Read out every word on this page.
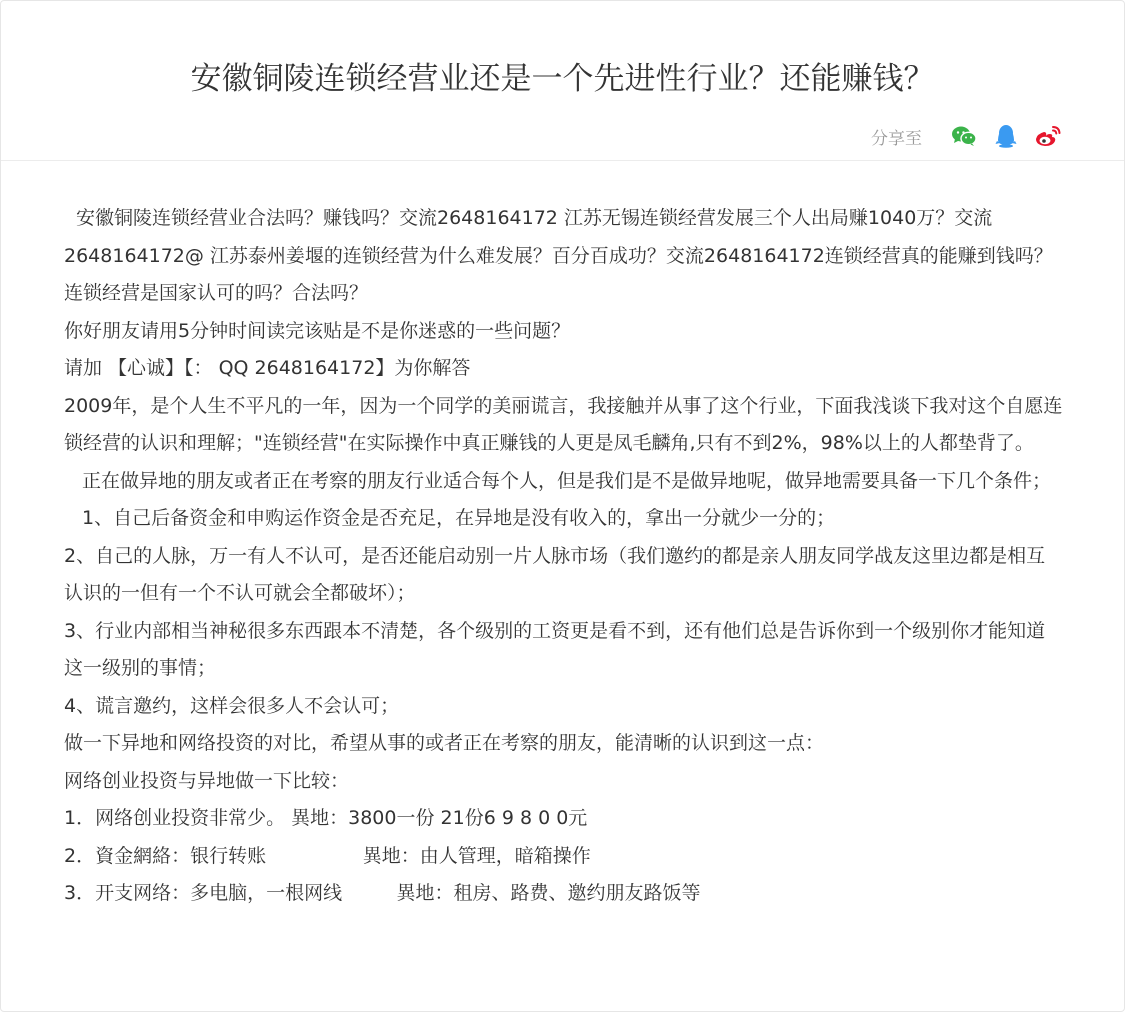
安徽铜陵连锁经营业还是一个先进性行业？还能赚钱？
分享至

安徽铜陵连锁经营业合法吗？赚钱吗？交流2648164172 江苏无锡连锁经营发展三个人出局赚1040万？交流2648164172@ 江苏泰州姜堰的连锁经营为什么难发展？百分百成功？交流2648164172连锁经营真的能赚到钱吗？

连锁经营是国家认可的吗？合法吗？

你好朋友请用5分钟时间读完该贴是不是你迷惑的一些问题？

请加 【心诚】【： QQ 2648164172】为你解答

2009年，是个人生不平凡的一年，因为一个同学的美丽谎言，我接触并从事了这个行业，下面我浅谈下我对这个自愿连锁经营的认识和理解；"连锁经营"在实际操作中真正赚钱的人更是凤毛麟角,只有不到2%，98%以上的人都垫背了。

正在做异地的朋友或者正在考察的朋友行业适合每个人，但是我们是不是做异地呢，做异地需要具备一下几个条件；

1、自己后备资金和申购运作资金是否充足，在异地是没有收入的，拿出一分就少一分的；

2、自己的人脉，万一有人不认可，是否还能启动别一片人脉市场（我们邀约的都是亲人朋友同学战友这里边都是相互认识的一但有一个不认可就会全都破坏）；

3、行业内部相当神秘很多东西跟本不清楚，各个级别的工资更是看不到，还有他们总是告诉你到一个级别你才能知道这一级别的事情；

4、谎言邀约，这样会很多人不会认可；

做一下异地和网络投资的对比，希望从事的或者正在考察的朋友，能清晰的认识到这一点：

网络创业投资与异地做一下比较：

1．网络创业投资非常少。 異地：3800一份 21份6 9 8 0 0元

2．資金網絡：银行转账                異地：由人管理，暗箱操作

3．开支网络：多电脑，一根网线         異地：租房、路费、邀约朋友路饭等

____

Task to complete
Reproduce all of the material above word for word. Omit the pictures.

Exercise answer
Read out every word on this page.
安徽铜陵连锁经营业还是一个先进性行业？还能赚钱？
分享至

安徽铜陵连锁经营业合法吗？赚钱吗？交流2648164172 江苏无锡连锁经营发展三个人出局赚1040万？交流2648164172@ 江苏泰州姜堰的连锁经营为什么难发展？百分百成功？交流2648164172连锁经营真的能赚到钱吗？

连锁经营是国家认可的吗？合法吗？

你好朋友请用5分钟时间读完该贴是不是你迷惑的一些问题？

请加 【心诚】【： QQ 2648164172】为你解答

2009年，是个人生不平凡的一年，因为一个同学的美丽谎言，我接触并从事了这个行业，下面我浅谈下我对这个自愿连锁经营的认识和理解；"连锁经营"在实际操作中真正赚钱的人更是凤毛麟角,只有不到2%，98%以上的人都垫背了。

正在做异地的朋友或者正在考察的朋友行业适合每个人，但是我们是不是做异地呢，做异地需要具备一下几个条件；

1、自己后备资金和申购运作资金是否充足，在异地是没有收入的，拿出一分就少一分的；

2、自己的人脉，万一有人不认可，是否还能启动别一片人脉市场（我们邀约的都是亲人朋友同学战友这里边都是相互认识的一但有一个不认可就会全都破坏）；

3、行业内部相当神秘很多东西跟本不清楚，各个级别的工资更是看不到，还有他们总是告诉你到一个级别你才能知道这一级别的事情；

4、谎言邀约，这样会很多人不会认可；

做一下异地和网络投资的对比，希望从事的或者正在考察的朋友，能清晰的认识到这一点：

网络创业投资与异地做一下比较：

1．网络创业投资非常少。 異地：3800一份 21份6 9 8 0 0元

2．資金網絡：银行转账                異地：由人管理，暗箱操作

3．开支网络：多电脑，一根网线         異地：租房、路费、邀约朋友路饭等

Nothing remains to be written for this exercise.